▶ [Exercise] Keep the pictures out of the copy and repeat the records exactly.

▶ [Supplied entries]
-- Start --

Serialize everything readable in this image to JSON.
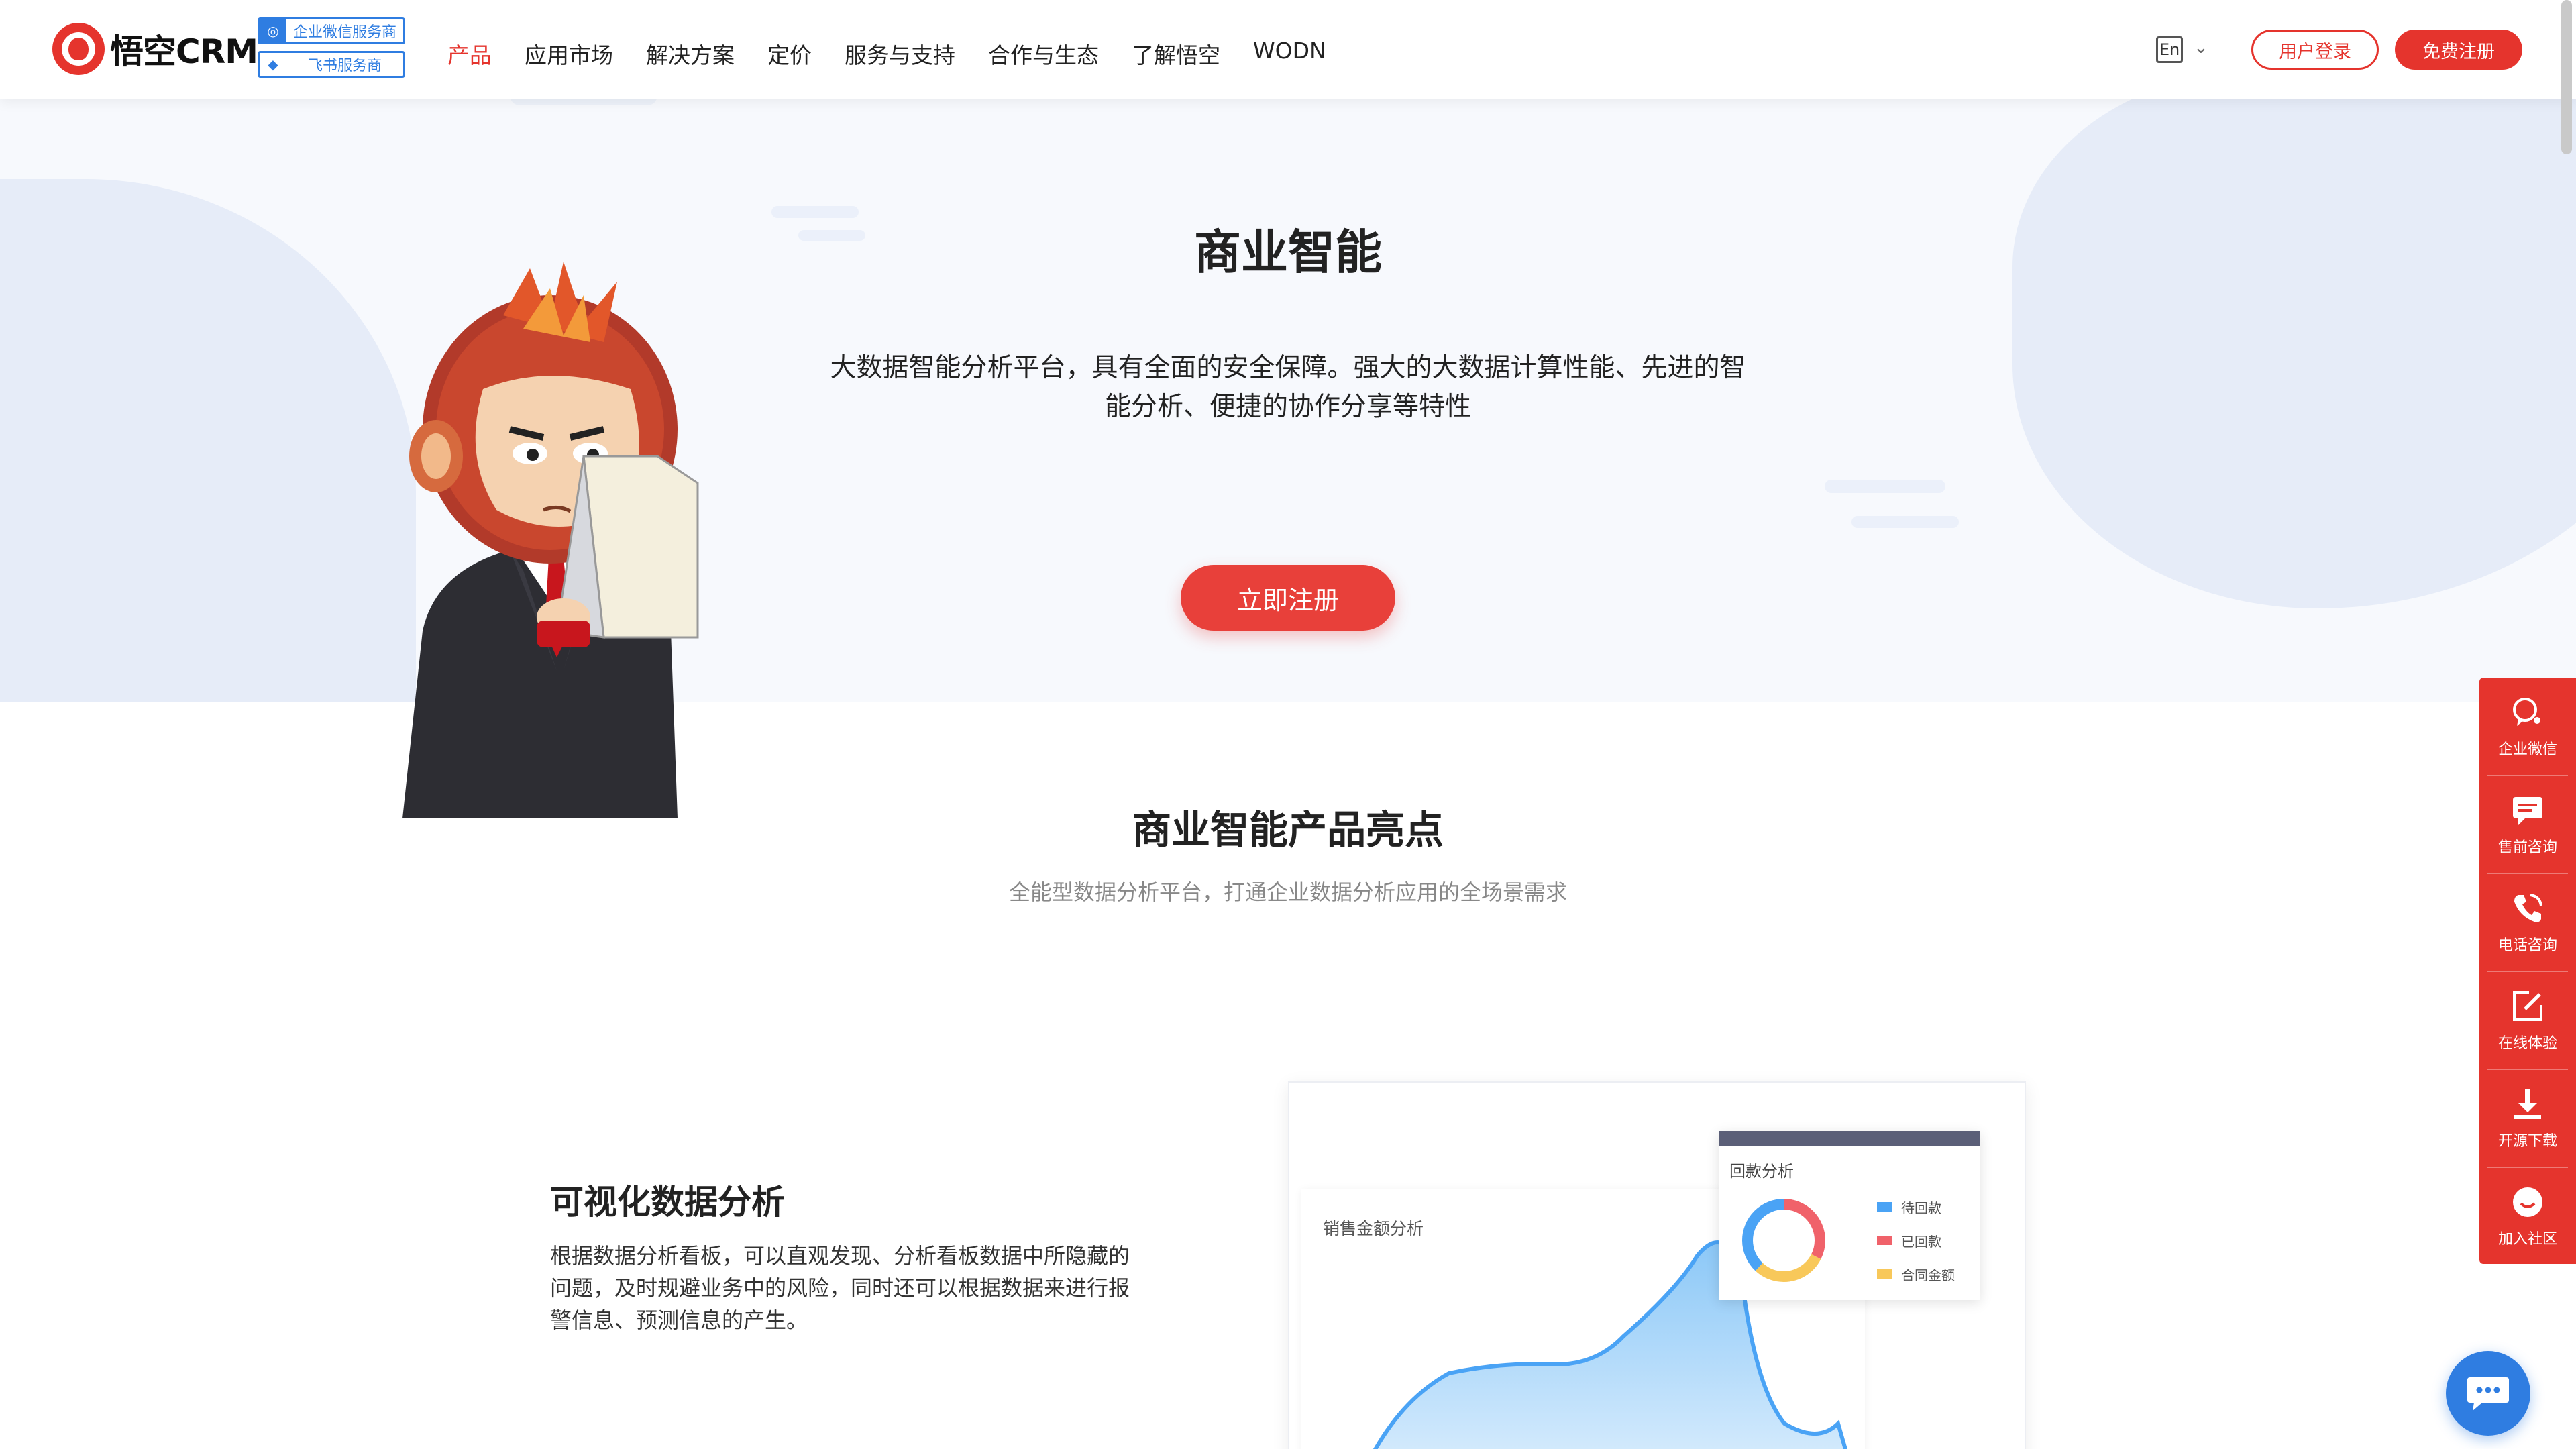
{
  "header": {
    "logo_text": "悟空CRM",
    "partners": [
      {
        "label": "企业微信服务商",
        "icon": "wecom-icon"
      },
      {
        "label": "飞书服务商",
        "icon": "feishu-icon"
      }
    ],
    "nav": [
      "产品",
      "应用市场",
      "解决方案",
      "定价",
      "服务与支持",
      "合作与生态",
      "了解悟空",
      "WODN"
    ],
    "lang": "En",
    "login": "用户登录",
    "register": "免费注册"
  },
  "hero": {
    "title": "商业智能",
    "desc": "大数据智能分析平台，具有全面的安全保障。强大的大数据计算性能、先进的智能分析、便捷的协作分享等特性",
    "cta": "立即注册"
  },
  "highlights": {
    "title": "商业智能产品亮点",
    "subtitle": "全能型数据分析平台，打通企业数据分析应用的全场景需求"
  },
  "feature": {
    "title": "可视化数据分析",
    "desc": "根据数据分析看板，可以直观发现、分析看板数据中所隐藏的问题，及时规避业务中的风险，同时还可以根据数据来进行报警信息、预测信息的产生。"
  },
  "preview": {
    "sales_title": "销售金额分析",
    "payback_title": "回款分析",
    "legend": [
      {
        "label": "待回款",
        "color": "#4aa3f5"
      },
      {
        "label": "已回款",
        "color": "#f0626a"
      },
      {
        "label": "合同金额",
        "color": "#f8c85a"
      }
    ]
  },
  "floatbar": [
    {
      "label": "企业微信",
      "icon": "wechat-icon"
    },
    {
      "label": "售前咨询",
      "icon": "message-icon"
    },
    {
      "label": "电话咨询",
      "icon": "phone-icon"
    },
    {
      "label": "在线体验",
      "icon": "edit-icon"
    },
    {
      "label": "开源下载",
      "icon": "download-icon"
    },
    {
      "label": "加入社区",
      "icon": "community-icon"
    }
  ],
  "colors": {
    "brand": "#e5342d",
    "accent_blue": "#2f7de1"
  }
}
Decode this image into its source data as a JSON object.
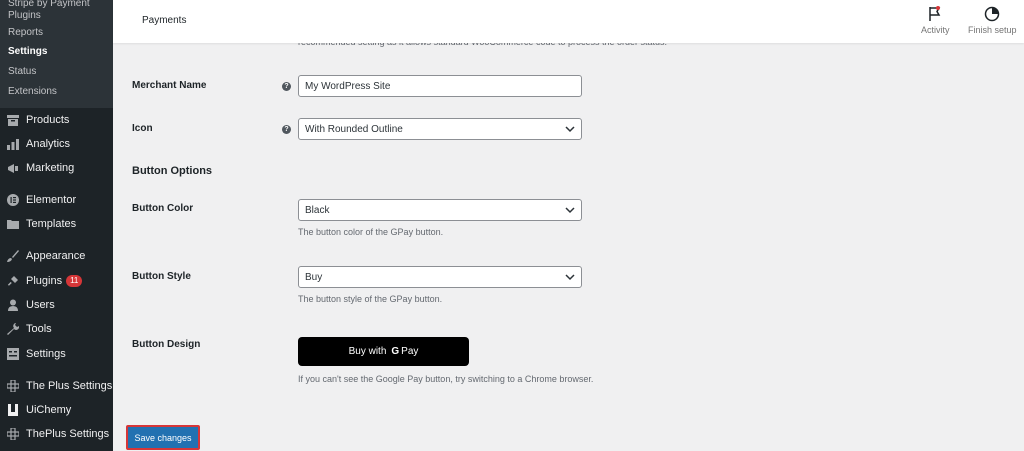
{
  "sidebar": {
    "submenu": [
      {
        "label": "Stripe by Payment Plugins",
        "current": false
      },
      {
        "label": "Reports",
        "current": false
      },
      {
        "label": "Settings",
        "current": true
      },
      {
        "label": "Status",
        "current": false
      },
      {
        "label": "Extensions",
        "current": false
      }
    ],
    "menu": [
      {
        "label": "Products",
        "icon": "archive-icon"
      },
      {
        "label": "Analytics",
        "icon": "bar-chart-icon"
      },
      {
        "label": "Marketing",
        "icon": "megaphone-icon"
      },
      {
        "label": "Elementor",
        "icon": "elementor-icon"
      },
      {
        "label": "Templates",
        "icon": "folder-icon"
      },
      {
        "label": "Appearance",
        "icon": "paintbrush-icon"
      },
      {
        "label": "Plugins",
        "icon": "plug-icon",
        "badge": "11"
      },
      {
        "label": "Users",
        "icon": "user-icon"
      },
      {
        "label": "Tools",
        "icon": "wrench-icon"
      },
      {
        "label": "Settings",
        "icon": "settings-icon"
      },
      {
        "label": "The Plus Settings",
        "icon": "plus-settings-icon"
      },
      {
        "label": "UiChemy",
        "icon": "uichemy-icon"
      },
      {
        "label": "ThePlus Settings",
        "icon": "plus-settings-icon"
      }
    ]
  },
  "topbar": {
    "title": "Payments",
    "activity_label": "Activity",
    "finish_setup_label": "Finish setup"
  },
  "main": {
    "cut_text": "recommended setting as it allows standard WooCommerce code to process the order status.",
    "merchant_name": {
      "label": "Merchant Name",
      "value": "My WordPress Site"
    },
    "icon": {
      "label": "Icon",
      "value": "With Rounded Outline"
    },
    "button_options_heading": "Button Options",
    "button_color": {
      "label": "Button Color",
      "value": "Black",
      "description": "The button color of the GPay button."
    },
    "button_style": {
      "label": "Button Style",
      "value": "Buy",
      "description": "The button style of the GPay button."
    },
    "button_design": {
      "label": "Button Design",
      "preview_prefix": "Buy with",
      "preview_g": "G",
      "preview_suffix": "Pay",
      "description": "If you can't see the Google Pay button, try switching to a Chrome browser."
    },
    "save_label": "Save changes"
  },
  "colors": {
    "sidebar_bg": "#1d2327",
    "primary_button": "#2271b1",
    "highlight_border": "#d63638",
    "badge": "#d63638"
  }
}
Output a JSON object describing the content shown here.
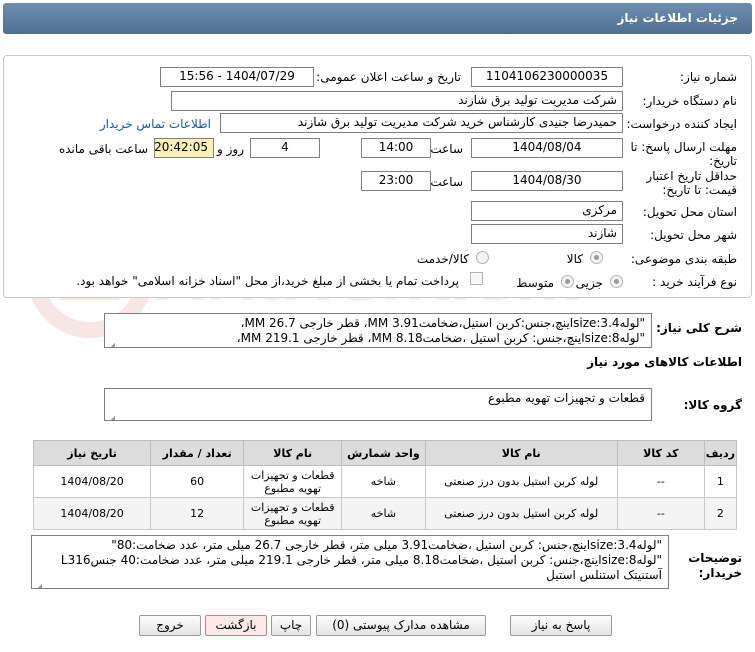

-- End --

▶ [Result of this exercise]
Serialize everything readable in this image to JSON.
{
  "header": {
    "logo_text": "悟空CRM",
    "partners": [
      {
        "label": "企业微信服务商",
        "icon": "wecom-icon"
      },
      {
        "label": "飞书服务商",
        "icon": "feishu-icon"
      }
    ],
    "nav": [
      "产品",
      "应用市场",
      "解决方案",
      "定价",
      "服务与支持",
      "合作与生态",
      "了解悟空",
      "WODN"
    ],
    "lang": "En",
    "login": "用户登录",
    "register": "免费注册"
  },
  "hero": {
    "title": "商业智能",
    "desc": "大数据智能分析平台，具有全面的安全保障。强大的大数据计算性能、先进的智能分析、便捷的协作分享等特性",
    "cta": "立即注册"
  },
  "highlights": {
    "title": "商业智能产品亮点",
    "subtitle": "全能型数据分析平台，打通企业数据分析应用的全场景需求"
  },
  "feature": {
    "title": "可视化数据分析",
    "desc": "根据数据分析看板，可以直观发现、分析看板数据中所隐藏的问题，及时规避业务中的风险，同时还可以根据数据来进行报警信息、预测信息的产生。"
  },
  "preview": {
    "sales_title": "销售金额分析",
    "payback_title": "回款分析",
    "legend": [
      {
        "label": "待回款",
        "color": "#4aa3f5"
      },
      {
        "label": "已回款",
        "color": "#f0626a"
      },
      {
        "label": "合同金额",
        "color": "#f8c85a"
      }
    ]
  },
  "floatbar": [
    {
      "label": "企业微信",
      "icon": "wechat-icon"
    },
    {
      "label": "售前咨询",
      "icon": "message-icon"
    },
    {
      "label": "电话咨询",
      "icon": "phone-icon"
    },
    {
      "label": "在线体验",
      "icon": "edit-icon"
    },
    {
      "label": "开源下载",
      "icon": "download-icon"
    },
    {
      "label": "加入社区",
      "icon": "community-icon"
    }
  ],
  "colors": {
    "brand": "#e5342d",
    "accent_blue": "#2f7de1"
  }
}
Decode this image into its source data as a JSON object.
{
  "sidebar": {
    "submenu": [
      {
        "label": "Stripe by Payment Plugins",
        "current": false
      },
      {
        "label": "Reports",
        "current": false
      },
      {
        "label": "Settings",
        "current": true
      },
      {
        "label": "Status",
        "current": false
      },
      {
        "label": "Extensions",
        "current": false
      }
    ],
    "menu": [
      {
        "label": "Products",
        "icon": "archive-icon"
      },
      {
        "label": "Analytics",
        "icon": "bar-chart-icon"
      },
      {
        "label": "Marketing",
        "icon": "megaphone-icon"
      },
      {
        "label": "Elementor",
        "icon": "elementor-icon"
      },
      {
        "label": "Templates",
        "icon": "folder-icon"
      },
      {
        "label": "Appearance",
        "icon": "paintbrush-icon"
      },
      {
        "label": "Plugins",
        "icon": "plug-icon",
        "badge": "11"
      },
      {
        "label": "Users",
        "icon": "user-icon"
      },
      {
        "label": "Tools",
        "icon": "wrench-icon"
      },
      {
        "label": "Settings",
        "icon": "settings-icon"
      },
      {
        "label": "The Plus Settings",
        "icon": "plus-settings-icon"
      },
      {
        "label": "UiChemy",
        "icon": "uichemy-icon"
      },
      {
        "label": "ThePlus Settings",
        "icon": "plus-settings-icon"
      }
    ]
  },
  "topbar": {
    "title": "Payments",
    "activity_label": "Activity",
    "finish_setup_label": "Finish setup"
  },
  "main": {
    "cut_text": "recommended setting as it allows standard WooCommerce code to process the order status.",
    "merchant_name": {
      "label": "Merchant Name",
      "value": "My WordPress Site"
    },
    "icon": {
      "label": "Icon",
      "value": "With Rounded Outline"
    },
    "button_options_heading": "Button Options",
    "button_color": {
      "label": "Button Color",
      "value": "Black",
      "description": "The button color of the GPay button."
    },
    "button_style": {
      "label": "Button Style",
      "value": "Buy",
      "description": "The button style of the GPay button."
    },
    "button_design": {
      "label": "Button Design",
      "preview_prefix": "Buy with",
      "preview_g": "G",
      "preview_suffix": "Pay",
      "description": "If you can't see the Google Pay button, try switching to a Chrome browser."
    },
    "save_label": "Save changes"
  },
  "colors": {
    "sidebar_bg": "#1d2327",
    "primary_button": "#2271b1",
    "highlight_border": "#d63638",
    "badge": "#d63638"
  }
}
Output a JSON object describing the content shown here.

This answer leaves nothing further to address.